■ **Set problem**:
Copy all the entries word for word, but omit the pictures.

*** Raw records ***

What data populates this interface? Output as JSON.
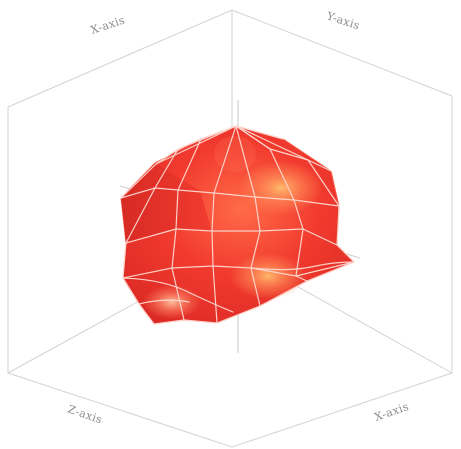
{
  "axes": {
    "top_left_label": "X-axis",
    "top_right_label": "Y-axis",
    "bottom_left_label": "Z-axis",
    "bottom_right_label": "X-axis"
  },
  "colors": {
    "surface_main": "#f23b2f",
    "surface_light": "#ff7b55",
    "surface_highlight": "#ffb067",
    "surface_shadow": "#d92a24",
    "wire": "#ffd8d0",
    "box_lines": "#d2d2d2",
    "labels": "#8b8b8b"
  }
}
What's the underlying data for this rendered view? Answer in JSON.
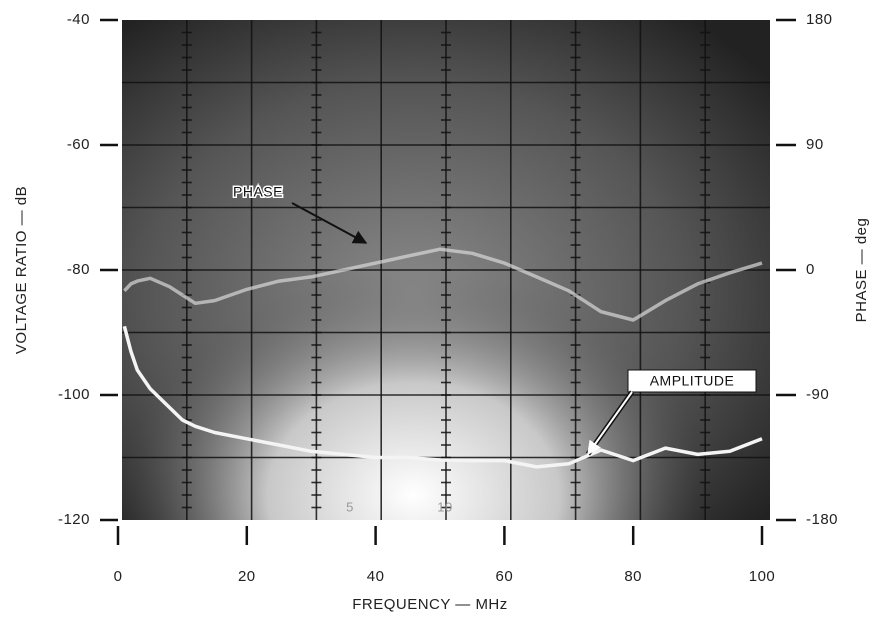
{
  "chart_data": {
    "type": "line",
    "xlabel": "FREQUENCY — MHz",
    "ylabel": "VOLTAGE RATIO — dB",
    "y2label": "PHASE — deg",
    "xlim": [
      0,
      100
    ],
    "xticks": [
      0,
      20,
      40,
      60,
      80,
      100
    ],
    "ylim": [
      -120,
      -40
    ],
    "yticks": [
      -120,
      -100,
      -80,
      -60,
      -40
    ],
    "y2lim": [
      -180,
      180
    ],
    "y2ticks": [
      -180,
      -90,
      0,
      90,
      180
    ],
    "screen_labels": [
      "5",
      "10"
    ],
    "x": [
      1,
      2,
      3,
      5,
      8,
      10,
      12,
      15,
      20,
      25,
      30,
      35,
      40,
      45,
      50,
      55,
      60,
      65,
      70,
      75,
      80,
      85,
      90,
      95,
      100
    ],
    "series": [
      {
        "name": "PHASE",
        "color": "#d8d8d8",
        "axis": "y2",
        "values": [
          -15,
          -10,
          -8,
          -6,
          -12,
          -18,
          -24,
          -22,
          -14,
          -8,
          -5,
          0,
          5,
          10,
          15,
          12,
          5,
          -5,
          -15,
          -30,
          -36,
          -22,
          -10,
          -2,
          5
        ]
      },
      {
        "name": "AMPLITUDE",
        "color": "#f4f4f4",
        "values": [
          -89,
          -93,
          -96,
          -99,
          -102,
          -104,
          -105,
          -106,
          -107,
          -108,
          -109,
          -109.5,
          -110,
          -110,
          -110.4,
          -110.5,
          -110.5,
          -111.5,
          -111,
          -108.8,
          -110.5,
          -108.5,
          -109.5,
          -109,
          -107
        ]
      }
    ]
  }
}
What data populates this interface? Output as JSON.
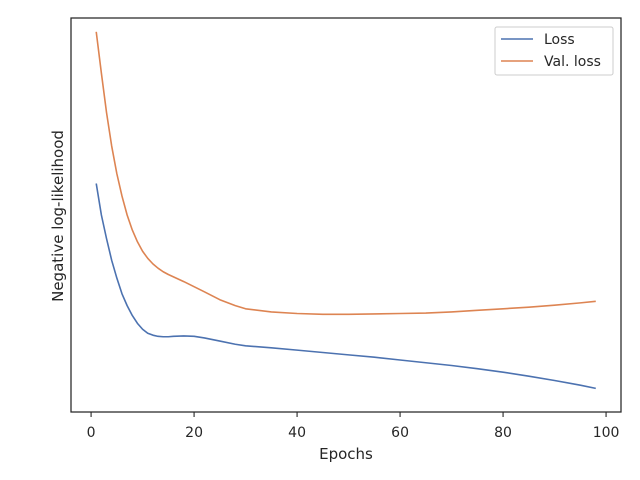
{
  "chart_data": {
    "type": "line",
    "title": "",
    "xlabel": "Epochs",
    "ylabel": "Negative log-likelihood",
    "xlim": [
      -3.9,
      102.9
    ],
    "ylim": [
      0,
      1
    ],
    "x_ticks": [
      0,
      20,
      40,
      60,
      80,
      100
    ],
    "y_ticks_shown": false,
    "grid": false,
    "legend_position": "top-right",
    "series": [
      {
        "name": "Loss",
        "color": "#4c72b0",
        "x": [
          1,
          2,
          3,
          4,
          5,
          6,
          7,
          8,
          9,
          10,
          11,
          12,
          13,
          14,
          15,
          16,
          18,
          20,
          22,
          25,
          28,
          30,
          35,
          40,
          45,
          50,
          55,
          60,
          65,
          70,
          75,
          80,
          85,
          90,
          95,
          98
        ],
        "y": [
          0.58,
          0.5,
          0.44,
          0.385,
          0.34,
          0.3,
          0.27,
          0.245,
          0.225,
          0.21,
          0.2,
          0.195,
          0.192,
          0.191,
          0.191,
          0.192,
          0.193,
          0.192,
          0.188,
          0.18,
          0.172,
          0.168,
          0.163,
          0.157,
          0.151,
          0.145,
          0.139,
          0.132,
          0.125,
          0.118,
          0.11,
          0.101,
          0.091,
          0.08,
          0.068,
          0.06
        ]
      },
      {
        "name": "Val. loss",
        "color": "#dd8452",
        "x": [
          1,
          2,
          3,
          4,
          5,
          6,
          7,
          8,
          9,
          10,
          11,
          12,
          13,
          14,
          15,
          16,
          18,
          20,
          22,
          25,
          28,
          30,
          35,
          40,
          45,
          50,
          55,
          60,
          65,
          70,
          75,
          80,
          85,
          90,
          95,
          98
        ],
        "y": [
          0.965,
          0.86,
          0.76,
          0.675,
          0.605,
          0.548,
          0.5,
          0.462,
          0.432,
          0.408,
          0.39,
          0.376,
          0.365,
          0.356,
          0.349,
          0.343,
          0.331,
          0.318,
          0.305,
          0.285,
          0.27,
          0.262,
          0.254,
          0.25,
          0.248,
          0.248,
          0.249,
          0.25,
          0.251,
          0.254,
          0.258,
          0.262,
          0.266,
          0.271,
          0.277,
          0.281
        ]
      }
    ]
  }
}
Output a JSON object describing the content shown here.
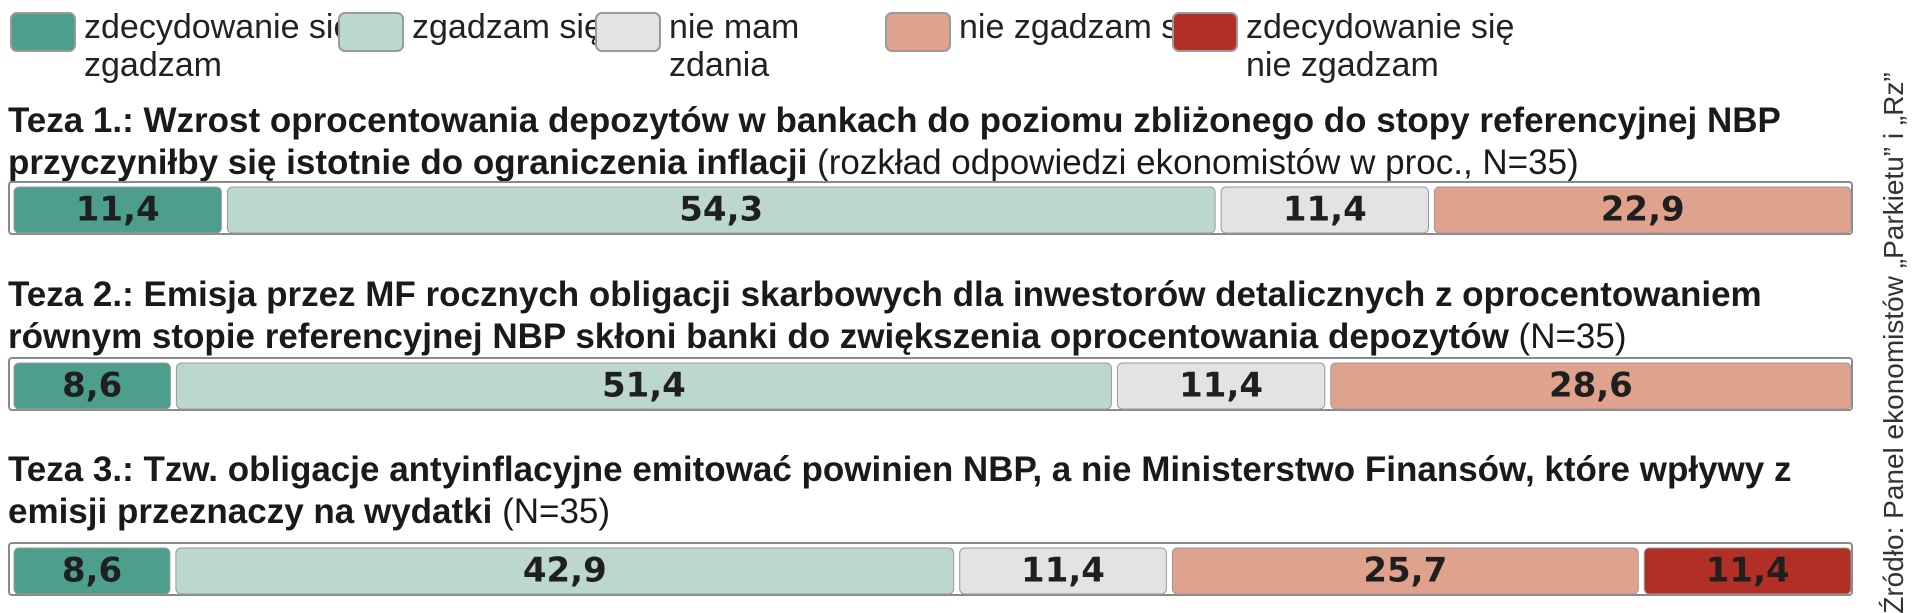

***

■ **Solution**:
What data populates this interface? Output as JSON.
{
  "axes": {
    "top_left_label": "X-axis",
    "top_right_label": "Y-axis",
    "bottom_left_label": "Z-axis",
    "bottom_right_label": "X-axis"
  },
  "colors": {
    "surface_main": "#f23b2f",
    "surface_light": "#ff7b55",
    "surface_highlight": "#ffb067",
    "surface_shadow": "#d92a24",
    "wire": "#ffd8d0",
    "box_lines": "#d2d2d2",
    "labels": "#8b8b8b"
  }
}
What's the underlying data for this rendered view? Answer in JSON.
{
  "chart_data": {
    "type": "line",
    "xlabel": "FREQUENCY — MHz",
    "ylabel": "VOLTAGE RATIO — dB",
    "y2label": "PHASE — deg",
    "xlim": [
      0,
      100
    ],
    "xticks": [
      0,
      20,
      40,
      60,
      80,
      100
    ],
    "ylim": [
      -120,
      -40
    ],
    "yticks": [
      -120,
      -100,
      -80,
      -60,
      -40
    ],
    "y2lim": [
      -180,
      180
    ],
    "y2ticks": [
      -180,
      -90,
      0,
      90,
      180
    ],
    "screen_labels": [
      "5",
      "10"
    ],
    "x": [
      1,
      2,
      3,
      5,
      8,
      10,
      12,
      15,
      20,
      25,
      30,
      35,
      40,
      45,
      50,
      55,
      60,
      65,
      70,
      75,
      80,
      85,
      90,
      95,
      100
    ],
    "series": [
      {
        "name": "PHASE",
        "color": "#d8d8d8",
        "axis": "y2",
        "values": [
          -15,
          -10,
          -8,
          -6,
          -12,
          -18,
          -24,
          -22,
          -14,
          -8,
          -5,
          0,
          5,
          10,
          15,
          12,
          5,
          -5,
          -15,
          -30,
          -36,
          -22,
          -10,
          -2,
          5
        ]
      },
      {
        "name": "AMPLITUDE",
        "color": "#f4f4f4",
        "values": [
          -89,
          -93,
          -96,
          -99,
          -102,
          -104,
          -105,
          -106,
          -107,
          -108,
          -109,
          -109.5,
          -110,
          -110,
          -110.4,
          -110.5,
          -110.5,
          -111.5,
          -111,
          -108.8,
          -110.5,
          -108.5,
          -109.5,
          -109,
          -107
        ]
      }
    ]
  }
}
What data populates this interface? Output as JSON.
{
  "chart_data": {
    "type": "line",
    "title": "",
    "xlabel": "Epochs",
    "ylabel": "Negative log-likelihood",
    "xlim": [
      -3.9,
      102.9
    ],
    "ylim": [
      0,
      1
    ],
    "x_ticks": [
      0,
      20,
      40,
      60,
      80,
      100
    ],
    "y_ticks_shown": false,
    "grid": false,
    "legend_position": "top-right",
    "series": [
      {
        "name": "Loss",
        "color": "#4c72b0",
        "x": [
          1,
          2,
          3,
          4,
          5,
          6,
          7,
          8,
          9,
          10,
          11,
          12,
          13,
          14,
          15,
          16,
          18,
          20,
          22,
          25,
          28,
          30,
          35,
          40,
          45,
          50,
          55,
          60,
          65,
          70,
          75,
          80,
          85,
          90,
          95,
          98
        ],
        "y": [
          0.58,
          0.5,
          0.44,
          0.385,
          0.34,
          0.3,
          0.27,
          0.245,
          0.225,
          0.21,
          0.2,
          0.195,
          0.192,
          0.191,
          0.191,
          0.192,
          0.193,
          0.192,
          0.188,
          0.18,
          0.172,
          0.168,
          0.163,
          0.157,
          0.151,
          0.145,
          0.139,
          0.132,
          0.125,
          0.118,
          0.11,
          0.101,
          0.091,
          0.08,
          0.068,
          0.06
        ]
      },
      {
        "name": "Val. loss",
        "color": "#dd8452",
        "x": [
          1,
          2,
          3,
          4,
          5,
          6,
          7,
          8,
          9,
          10,
          11,
          12,
          13,
          14,
          15,
          16,
          18,
          20,
          22,
          25,
          28,
          30,
          35,
          40,
          45,
          50,
          55,
          60,
          65,
          70,
          75,
          80,
          85,
          90,
          95,
          98
        ],
        "y": [
          0.965,
          0.86,
          0.76,
          0.675,
          0.605,
          0.548,
          0.5,
          0.462,
          0.432,
          0.408,
          0.39,
          0.376,
          0.365,
          0.356,
          0.349,
          0.343,
          0.331,
          0.318,
          0.305,
          0.285,
          0.27,
          0.262,
          0.254,
          0.25,
          0.248,
          0.248,
          0.249,
          0.25,
          0.251,
          0.254,
          0.258,
          0.262,
          0.266,
          0.271,
          0.277,
          0.281
        ]
      }
    ]
  }
}
Output a JSON object describing the content shown here.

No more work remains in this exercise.